##### DATA SHOWN #####
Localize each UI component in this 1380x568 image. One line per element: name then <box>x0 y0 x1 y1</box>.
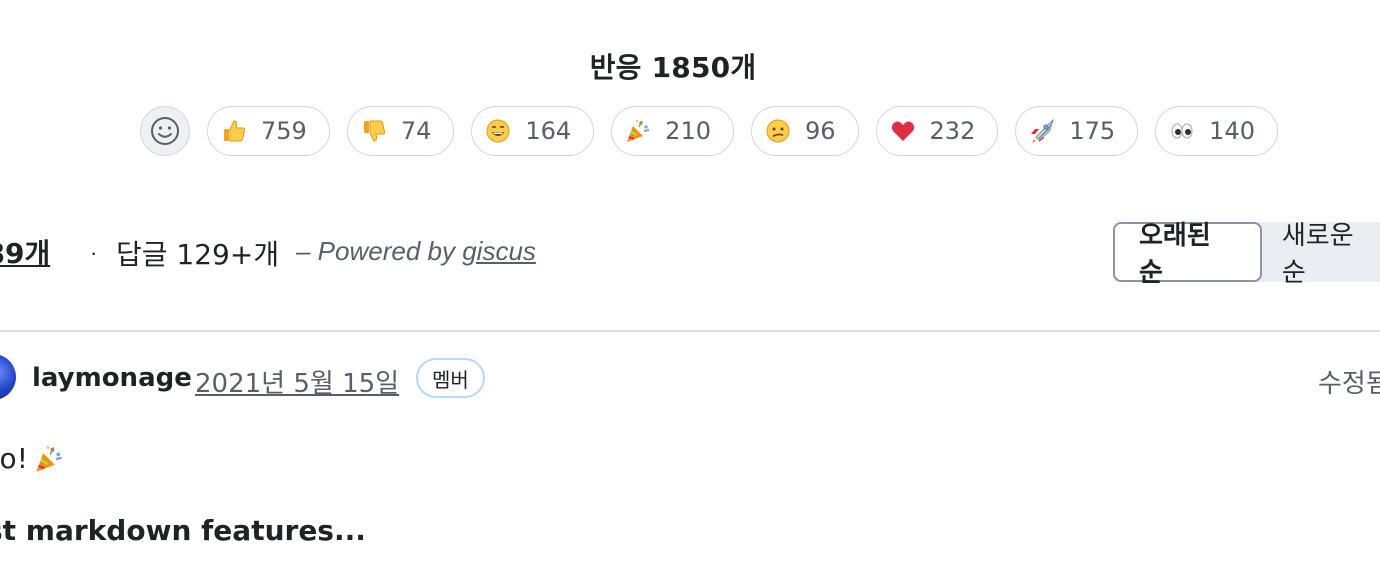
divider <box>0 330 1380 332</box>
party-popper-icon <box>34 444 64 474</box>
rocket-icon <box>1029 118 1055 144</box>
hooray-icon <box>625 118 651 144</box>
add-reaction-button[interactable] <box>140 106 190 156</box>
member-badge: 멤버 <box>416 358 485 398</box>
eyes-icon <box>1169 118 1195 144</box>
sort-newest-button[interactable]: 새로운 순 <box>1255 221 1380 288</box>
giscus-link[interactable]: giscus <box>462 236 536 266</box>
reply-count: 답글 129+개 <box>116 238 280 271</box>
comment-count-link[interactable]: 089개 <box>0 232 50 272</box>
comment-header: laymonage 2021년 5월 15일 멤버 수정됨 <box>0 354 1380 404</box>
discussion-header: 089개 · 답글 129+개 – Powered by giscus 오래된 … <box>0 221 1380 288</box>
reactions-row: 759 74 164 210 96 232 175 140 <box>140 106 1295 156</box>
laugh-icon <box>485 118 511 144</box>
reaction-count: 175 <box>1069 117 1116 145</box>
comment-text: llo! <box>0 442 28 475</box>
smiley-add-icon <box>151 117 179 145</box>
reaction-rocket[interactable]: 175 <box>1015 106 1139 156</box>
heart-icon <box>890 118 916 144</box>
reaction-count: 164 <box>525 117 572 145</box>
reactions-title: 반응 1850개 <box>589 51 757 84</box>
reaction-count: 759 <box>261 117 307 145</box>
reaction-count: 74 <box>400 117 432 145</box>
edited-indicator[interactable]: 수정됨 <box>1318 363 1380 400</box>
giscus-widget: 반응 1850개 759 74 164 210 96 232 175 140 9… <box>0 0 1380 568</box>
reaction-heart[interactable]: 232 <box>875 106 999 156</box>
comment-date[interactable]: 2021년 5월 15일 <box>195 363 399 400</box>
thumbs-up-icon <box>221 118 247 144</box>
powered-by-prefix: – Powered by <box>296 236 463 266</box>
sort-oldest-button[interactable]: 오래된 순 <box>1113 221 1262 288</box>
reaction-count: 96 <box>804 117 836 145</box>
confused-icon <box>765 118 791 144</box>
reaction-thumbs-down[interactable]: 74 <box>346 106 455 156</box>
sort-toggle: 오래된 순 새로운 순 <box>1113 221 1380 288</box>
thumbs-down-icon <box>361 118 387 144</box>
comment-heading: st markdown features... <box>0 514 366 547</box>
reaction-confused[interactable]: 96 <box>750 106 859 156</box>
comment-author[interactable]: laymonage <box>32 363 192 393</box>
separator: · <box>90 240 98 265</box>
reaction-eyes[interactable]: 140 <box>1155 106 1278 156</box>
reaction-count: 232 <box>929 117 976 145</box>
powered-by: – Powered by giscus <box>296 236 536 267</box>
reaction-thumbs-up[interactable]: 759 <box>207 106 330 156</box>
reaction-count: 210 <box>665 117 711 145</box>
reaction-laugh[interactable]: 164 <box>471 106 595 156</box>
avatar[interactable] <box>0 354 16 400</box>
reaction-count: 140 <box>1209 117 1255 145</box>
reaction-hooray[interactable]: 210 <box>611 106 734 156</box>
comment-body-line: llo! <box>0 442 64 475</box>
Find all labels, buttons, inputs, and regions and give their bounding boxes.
#####
##### DATA SHOWN #####
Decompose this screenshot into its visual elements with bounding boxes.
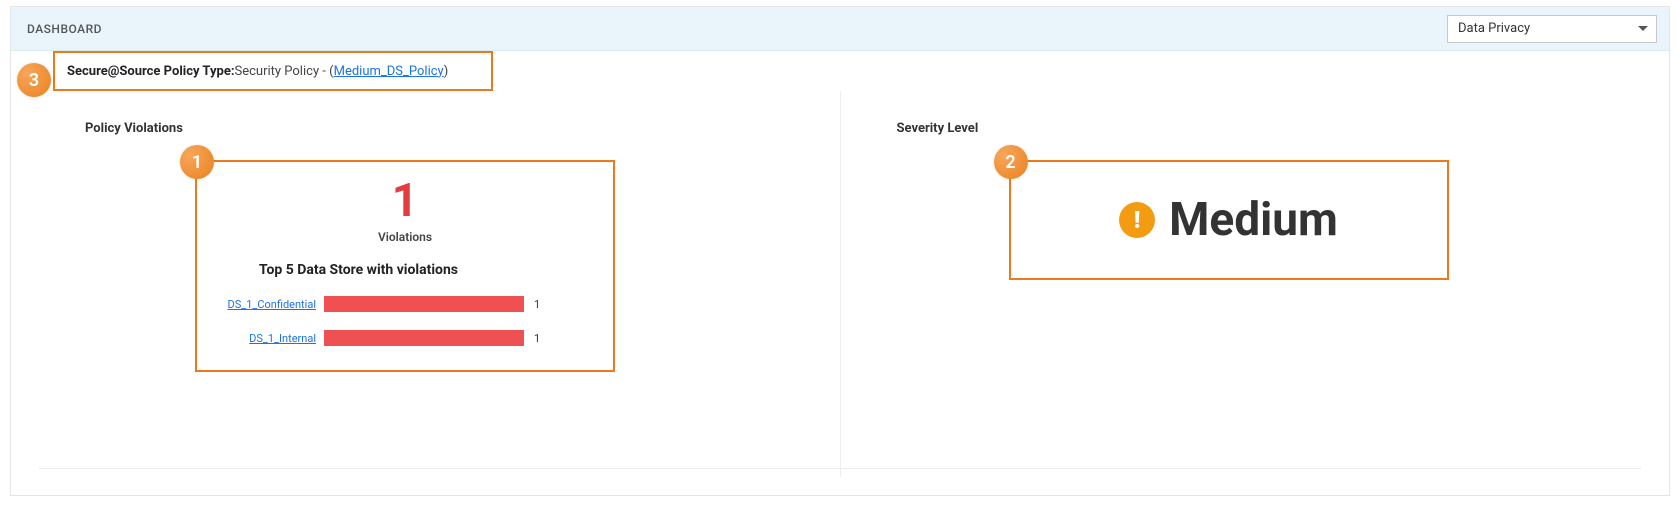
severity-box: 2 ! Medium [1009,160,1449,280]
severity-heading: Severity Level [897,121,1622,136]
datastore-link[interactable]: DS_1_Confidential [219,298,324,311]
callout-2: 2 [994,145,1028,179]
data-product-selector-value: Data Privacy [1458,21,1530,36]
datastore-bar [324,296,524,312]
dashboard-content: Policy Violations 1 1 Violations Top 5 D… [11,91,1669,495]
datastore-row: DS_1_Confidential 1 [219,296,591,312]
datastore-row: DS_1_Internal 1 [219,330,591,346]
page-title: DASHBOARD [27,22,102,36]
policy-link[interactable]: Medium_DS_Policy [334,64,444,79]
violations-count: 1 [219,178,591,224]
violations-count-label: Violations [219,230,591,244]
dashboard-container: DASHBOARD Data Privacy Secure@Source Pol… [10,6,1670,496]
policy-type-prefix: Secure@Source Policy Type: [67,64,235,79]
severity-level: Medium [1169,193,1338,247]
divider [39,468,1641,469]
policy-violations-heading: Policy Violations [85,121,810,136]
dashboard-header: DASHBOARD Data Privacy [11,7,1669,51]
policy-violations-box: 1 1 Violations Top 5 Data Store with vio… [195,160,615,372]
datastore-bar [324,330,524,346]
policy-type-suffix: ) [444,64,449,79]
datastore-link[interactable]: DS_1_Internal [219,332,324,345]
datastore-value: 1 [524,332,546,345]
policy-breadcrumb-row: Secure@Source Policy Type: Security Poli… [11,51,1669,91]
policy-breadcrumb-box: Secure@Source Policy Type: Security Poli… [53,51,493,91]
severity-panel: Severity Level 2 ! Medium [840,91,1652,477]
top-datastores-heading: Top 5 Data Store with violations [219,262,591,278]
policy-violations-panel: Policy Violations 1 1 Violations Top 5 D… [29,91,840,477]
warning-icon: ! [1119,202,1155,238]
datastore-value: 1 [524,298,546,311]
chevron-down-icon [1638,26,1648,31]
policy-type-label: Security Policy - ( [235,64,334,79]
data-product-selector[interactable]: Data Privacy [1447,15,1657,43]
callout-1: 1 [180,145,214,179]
#####
WORK INSTRUCTIONS: Duplicate the lines between the one holding "divider <box>0 330 1380 332</box>" and the one holding "comment-date[interactable]: 2021년 5월", inclusive.

EXERCISE ANSWER:
divider <box>0 330 1380 332</box>
party-popper-icon <box>34 444 64 474</box>
rocket-icon <box>1029 118 1055 144</box>
hooray-icon <box>625 118 651 144</box>
add-reaction-button[interactable] <box>140 106 190 156</box>
member-badge: 멤버 <box>416 358 485 398</box>
eyes-icon <box>1169 118 1195 144</box>
sort-newest-button[interactable]: 새로운 순 <box>1255 221 1380 288</box>
giscus-link[interactable]: giscus <box>462 236 536 266</box>
reply-count: 답글 129+개 <box>116 238 280 271</box>
comment-count-link[interactable]: 089개 <box>0 232 50 272</box>
comment-header: laymonage 2021년 5월 15일 멤버 수정됨 <box>0 354 1380 404</box>
discussion-header: 089개 · 답글 129+개 – Powered by giscus 오래된 … <box>0 221 1380 288</box>
reactions-row: 759 74 164 210 96 232 175 140 <box>140 106 1295 156</box>
laugh-icon <box>485 118 511 144</box>
reaction-count: 175 <box>1069 117 1116 145</box>
comment-text: llo! <box>0 442 28 475</box>
smiley-add-icon <box>151 117 179 145</box>
reaction-rocket[interactable]: 175 <box>1015 106 1139 156</box>
heart-icon <box>890 118 916 144</box>
reaction-count: 164 <box>525 117 572 145</box>
reactions-title: 반응 1850개 <box>589 51 757 84</box>
reaction-count: 759 <box>261 117 307 145</box>
reaction-count: 74 <box>400 117 432 145</box>
edited-indicator[interactable]: 수정됨 <box>1318 363 1380 400</box>
giscus-widget: 반응 1850개 759 74 164 210 96 232 175 140 9… <box>0 0 1380 568</box>
reaction-heart[interactable]: 232 <box>875 106 999 156</box>
comment-date[interactable]: 2021년 5월 15일 <box>195 363 399 400</box>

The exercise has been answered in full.